Provided information:
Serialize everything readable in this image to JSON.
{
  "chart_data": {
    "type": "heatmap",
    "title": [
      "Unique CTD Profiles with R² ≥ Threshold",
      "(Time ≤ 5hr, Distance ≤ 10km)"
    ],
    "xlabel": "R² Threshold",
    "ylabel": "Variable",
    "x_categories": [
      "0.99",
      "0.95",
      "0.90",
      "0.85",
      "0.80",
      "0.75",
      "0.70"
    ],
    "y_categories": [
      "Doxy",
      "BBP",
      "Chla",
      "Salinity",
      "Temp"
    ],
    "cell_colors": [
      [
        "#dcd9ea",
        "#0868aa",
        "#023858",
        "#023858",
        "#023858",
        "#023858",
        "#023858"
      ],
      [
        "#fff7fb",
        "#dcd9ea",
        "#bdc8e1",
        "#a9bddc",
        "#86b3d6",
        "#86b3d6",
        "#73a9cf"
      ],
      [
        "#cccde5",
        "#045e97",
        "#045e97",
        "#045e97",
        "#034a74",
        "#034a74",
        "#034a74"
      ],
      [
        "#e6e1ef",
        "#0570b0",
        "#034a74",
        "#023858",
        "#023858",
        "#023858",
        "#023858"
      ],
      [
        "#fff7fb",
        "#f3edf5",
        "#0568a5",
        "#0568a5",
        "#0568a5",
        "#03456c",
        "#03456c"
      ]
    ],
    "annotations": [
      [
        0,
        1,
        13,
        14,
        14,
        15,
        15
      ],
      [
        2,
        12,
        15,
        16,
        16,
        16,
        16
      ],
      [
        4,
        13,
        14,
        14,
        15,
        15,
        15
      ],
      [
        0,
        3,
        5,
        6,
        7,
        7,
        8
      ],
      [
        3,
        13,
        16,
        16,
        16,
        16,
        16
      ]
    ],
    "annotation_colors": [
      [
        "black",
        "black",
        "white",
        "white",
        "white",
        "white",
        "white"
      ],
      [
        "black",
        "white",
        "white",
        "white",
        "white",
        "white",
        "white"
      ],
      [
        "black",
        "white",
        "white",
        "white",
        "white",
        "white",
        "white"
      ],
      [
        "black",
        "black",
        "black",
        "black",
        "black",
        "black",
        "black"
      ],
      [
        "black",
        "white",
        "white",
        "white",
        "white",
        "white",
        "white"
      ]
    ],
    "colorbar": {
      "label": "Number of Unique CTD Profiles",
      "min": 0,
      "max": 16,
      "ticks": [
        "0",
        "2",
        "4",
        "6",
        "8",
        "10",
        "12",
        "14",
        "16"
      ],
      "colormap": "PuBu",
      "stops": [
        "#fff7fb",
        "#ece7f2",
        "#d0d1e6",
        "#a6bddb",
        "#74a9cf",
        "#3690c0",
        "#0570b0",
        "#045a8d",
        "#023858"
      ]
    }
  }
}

What is asked: Your task is to print the whole listing again exactly.

Response:
Serialize everything readable in this image to JSON.
{
  "chart_data": {
    "type": "heatmap",
    "title": [
      "Unique CTD Profiles with R² ≥ Threshold",
      "(Time ≤ 5hr, Distance ≤ 10km)"
    ],
    "xlabel": "R² Threshold",
    "ylabel": "Variable",
    "x_categories": [
      "0.99",
      "0.95",
      "0.90",
      "0.85",
      "0.80",
      "0.75",
      "0.70"
    ],
    "y_categories": [
      "Doxy",
      "BBP",
      "Chla",
      "Salinity",
      "Temp"
    ],
    "cell_colors": [
      [
        "#dcd9ea",
        "#0868aa",
        "#023858",
        "#023858",
        "#023858",
        "#023858",
        "#023858"
      ],
      [
        "#fff7fb",
        "#dcd9ea",
        "#bdc8e1",
        "#a9bddc",
        "#86b3d6",
        "#86b3d6",
        "#73a9cf"
      ],
      [
        "#cccde5",
        "#045e97",
        "#045e97",
        "#045e97",
        "#034a74",
        "#034a74",
        "#034a74"
      ],
      [
        "#e6e1ef",
        "#0570b0",
        "#034a74",
        "#023858",
        "#023858",
        "#023858",
        "#023858"
      ],
      [
        "#fff7fb",
        "#f3edf5",
        "#0568a5",
        "#0568a5",
        "#0568a5",
        "#03456c",
        "#03456c"
      ]
    ],
    "annotations": [
      [
        0,
        1,
        13,
        14,
        14,
        15,
        15
      ],
      [
        2,
        12,
        15,
        16,
        16,
        16,
        16
      ],
      [
        4,
        13,
        14,
        14,
        15,
        15,
        15
      ],
      [
        0,
        3,
        5,
        6,
        7,
        7,
        8
      ],
      [
        3,
        13,
        16,
        16,
        16,
        16,
        16
      ]
    ],
    "annotation_colors": [
      [
        "black",
        "black",
        "white",
        "white",
        "white",
        "white",
        "white"
      ],
      [
        "black",
        "white",
        "white",
        "white",
        "white",
        "white",
        "white"
      ],
      [
        "black",
        "white",
        "white",
        "white",
        "white",
        "white",
        "white"
      ],
      [
        "black",
        "black",
        "black",
        "black",
        "black",
        "black",
        "black"
      ],
      [
        "black",
        "white",
        "white",
        "white",
        "white",
        "white",
        "white"
      ]
    ],
    "colorbar": {
      "label": "Number of Unique CTD Profiles",
      "min": 0,
      "max": 16,
      "ticks": [
        "0",
        "2",
        "4",
        "6",
        "8",
        "10",
        "12",
        "14",
        "16"
      ],
      "colormap": "PuBu",
      "stops": [
        "#fff7fb",
        "#ece7f2",
        "#d0d1e6",
        "#a6bddb",
        "#74a9cf",
        "#3690c0",
        "#0570b0",
        "#045a8d",
        "#023858"
      ]
    }
  }
}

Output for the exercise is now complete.